Data entries for graphics
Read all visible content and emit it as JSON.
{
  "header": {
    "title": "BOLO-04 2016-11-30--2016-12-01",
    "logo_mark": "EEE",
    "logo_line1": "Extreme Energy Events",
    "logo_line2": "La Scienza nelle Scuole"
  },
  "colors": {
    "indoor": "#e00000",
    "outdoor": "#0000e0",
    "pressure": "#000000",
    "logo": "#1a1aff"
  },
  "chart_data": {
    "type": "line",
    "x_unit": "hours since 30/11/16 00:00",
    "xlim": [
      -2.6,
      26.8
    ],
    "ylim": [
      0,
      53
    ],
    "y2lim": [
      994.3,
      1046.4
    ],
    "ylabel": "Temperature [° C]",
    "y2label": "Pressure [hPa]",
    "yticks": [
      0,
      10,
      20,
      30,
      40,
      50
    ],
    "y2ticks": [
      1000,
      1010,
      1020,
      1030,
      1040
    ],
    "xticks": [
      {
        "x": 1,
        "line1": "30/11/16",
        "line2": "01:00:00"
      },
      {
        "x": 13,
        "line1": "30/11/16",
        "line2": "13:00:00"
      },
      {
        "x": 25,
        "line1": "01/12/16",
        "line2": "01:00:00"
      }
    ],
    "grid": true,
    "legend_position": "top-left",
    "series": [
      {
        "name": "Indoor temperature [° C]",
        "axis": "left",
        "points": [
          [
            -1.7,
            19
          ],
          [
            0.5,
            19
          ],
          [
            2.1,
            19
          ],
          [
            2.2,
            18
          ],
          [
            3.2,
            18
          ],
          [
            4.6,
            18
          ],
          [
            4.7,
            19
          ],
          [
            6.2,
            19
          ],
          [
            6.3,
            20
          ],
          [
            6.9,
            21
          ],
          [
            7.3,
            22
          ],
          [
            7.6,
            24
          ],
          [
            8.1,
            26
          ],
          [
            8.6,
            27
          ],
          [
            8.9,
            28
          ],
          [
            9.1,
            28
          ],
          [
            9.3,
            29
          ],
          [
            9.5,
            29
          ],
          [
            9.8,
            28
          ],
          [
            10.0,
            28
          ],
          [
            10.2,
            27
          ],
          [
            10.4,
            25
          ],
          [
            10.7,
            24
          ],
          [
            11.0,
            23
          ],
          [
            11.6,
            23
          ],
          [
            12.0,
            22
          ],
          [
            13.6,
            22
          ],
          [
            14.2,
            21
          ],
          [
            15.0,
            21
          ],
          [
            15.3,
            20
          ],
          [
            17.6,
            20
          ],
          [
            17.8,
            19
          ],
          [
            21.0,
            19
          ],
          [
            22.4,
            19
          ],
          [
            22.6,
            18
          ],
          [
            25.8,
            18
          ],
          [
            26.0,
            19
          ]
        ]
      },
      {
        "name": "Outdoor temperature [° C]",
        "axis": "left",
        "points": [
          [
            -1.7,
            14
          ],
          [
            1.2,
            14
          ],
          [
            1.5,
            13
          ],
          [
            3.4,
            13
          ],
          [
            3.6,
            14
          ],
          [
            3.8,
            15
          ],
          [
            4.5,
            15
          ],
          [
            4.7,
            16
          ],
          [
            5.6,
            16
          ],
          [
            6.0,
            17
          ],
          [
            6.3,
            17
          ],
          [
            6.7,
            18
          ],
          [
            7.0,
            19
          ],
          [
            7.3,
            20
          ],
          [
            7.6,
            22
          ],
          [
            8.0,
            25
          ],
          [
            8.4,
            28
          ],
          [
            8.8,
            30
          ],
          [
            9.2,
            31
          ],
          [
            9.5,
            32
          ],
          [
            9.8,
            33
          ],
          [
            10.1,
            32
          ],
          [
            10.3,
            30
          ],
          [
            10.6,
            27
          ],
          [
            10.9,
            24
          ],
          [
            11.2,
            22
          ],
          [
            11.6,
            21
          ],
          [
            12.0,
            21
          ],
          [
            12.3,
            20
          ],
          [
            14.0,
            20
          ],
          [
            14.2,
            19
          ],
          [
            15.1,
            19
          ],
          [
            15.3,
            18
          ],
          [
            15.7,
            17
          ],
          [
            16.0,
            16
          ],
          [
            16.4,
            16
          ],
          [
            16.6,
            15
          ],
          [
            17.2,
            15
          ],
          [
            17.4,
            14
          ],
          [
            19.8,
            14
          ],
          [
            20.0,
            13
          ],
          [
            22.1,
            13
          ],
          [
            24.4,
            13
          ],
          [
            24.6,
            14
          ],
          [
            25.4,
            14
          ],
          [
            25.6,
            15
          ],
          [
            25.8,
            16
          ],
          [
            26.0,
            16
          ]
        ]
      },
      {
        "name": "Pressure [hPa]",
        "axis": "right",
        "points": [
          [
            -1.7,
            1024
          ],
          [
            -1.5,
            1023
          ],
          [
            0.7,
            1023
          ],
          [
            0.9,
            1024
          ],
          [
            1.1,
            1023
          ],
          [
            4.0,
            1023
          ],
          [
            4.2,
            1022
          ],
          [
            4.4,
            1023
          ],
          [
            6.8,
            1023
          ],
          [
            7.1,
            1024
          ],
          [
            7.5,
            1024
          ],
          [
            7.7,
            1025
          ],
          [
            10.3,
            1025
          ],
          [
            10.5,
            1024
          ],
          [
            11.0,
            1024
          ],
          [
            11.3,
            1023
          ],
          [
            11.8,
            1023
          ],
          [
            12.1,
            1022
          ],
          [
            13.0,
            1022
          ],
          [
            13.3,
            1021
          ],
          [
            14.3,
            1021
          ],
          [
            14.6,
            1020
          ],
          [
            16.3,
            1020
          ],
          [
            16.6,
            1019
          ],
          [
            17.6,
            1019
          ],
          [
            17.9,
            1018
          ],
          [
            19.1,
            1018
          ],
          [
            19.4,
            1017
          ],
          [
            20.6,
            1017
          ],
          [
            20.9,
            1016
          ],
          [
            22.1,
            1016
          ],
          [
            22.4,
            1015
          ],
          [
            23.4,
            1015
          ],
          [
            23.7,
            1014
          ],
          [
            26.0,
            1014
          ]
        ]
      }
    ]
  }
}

**Directions for this task**
Which lines of the material contain the string "name"? List each of them.

**Task solution**
        "name": "Indoor temperature [° C]",
        "name": "Outdoor temperature [° C]",
        "name": "Pressure [hPa]",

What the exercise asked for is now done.